● Problem requirements
Collect every line that includes the string "this".

::::::

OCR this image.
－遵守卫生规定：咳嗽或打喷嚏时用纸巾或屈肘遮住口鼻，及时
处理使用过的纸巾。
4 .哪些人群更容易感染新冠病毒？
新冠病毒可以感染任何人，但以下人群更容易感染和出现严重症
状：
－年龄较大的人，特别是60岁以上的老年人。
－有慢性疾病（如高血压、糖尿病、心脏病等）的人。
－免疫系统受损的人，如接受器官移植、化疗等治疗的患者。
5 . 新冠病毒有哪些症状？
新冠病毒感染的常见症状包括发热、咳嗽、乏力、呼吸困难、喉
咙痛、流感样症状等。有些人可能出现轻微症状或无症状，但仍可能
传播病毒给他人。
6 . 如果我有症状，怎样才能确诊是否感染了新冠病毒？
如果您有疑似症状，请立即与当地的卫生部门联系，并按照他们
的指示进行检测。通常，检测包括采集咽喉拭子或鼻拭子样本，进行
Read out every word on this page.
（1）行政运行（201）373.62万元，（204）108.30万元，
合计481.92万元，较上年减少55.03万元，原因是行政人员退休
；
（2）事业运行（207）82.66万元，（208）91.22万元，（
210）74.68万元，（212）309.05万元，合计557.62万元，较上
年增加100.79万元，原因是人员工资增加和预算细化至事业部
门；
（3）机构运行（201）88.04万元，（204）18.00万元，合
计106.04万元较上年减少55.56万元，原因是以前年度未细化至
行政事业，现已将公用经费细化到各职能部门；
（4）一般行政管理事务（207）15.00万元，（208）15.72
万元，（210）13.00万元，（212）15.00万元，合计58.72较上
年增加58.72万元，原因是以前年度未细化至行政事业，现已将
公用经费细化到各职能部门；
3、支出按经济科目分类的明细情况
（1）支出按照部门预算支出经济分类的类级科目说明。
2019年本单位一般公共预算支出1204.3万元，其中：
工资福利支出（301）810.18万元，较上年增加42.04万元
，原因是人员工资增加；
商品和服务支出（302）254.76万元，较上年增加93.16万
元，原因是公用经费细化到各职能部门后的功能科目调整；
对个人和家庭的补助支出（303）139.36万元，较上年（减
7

::::::

● Correct result
OCR this image.
Read out every word on this page.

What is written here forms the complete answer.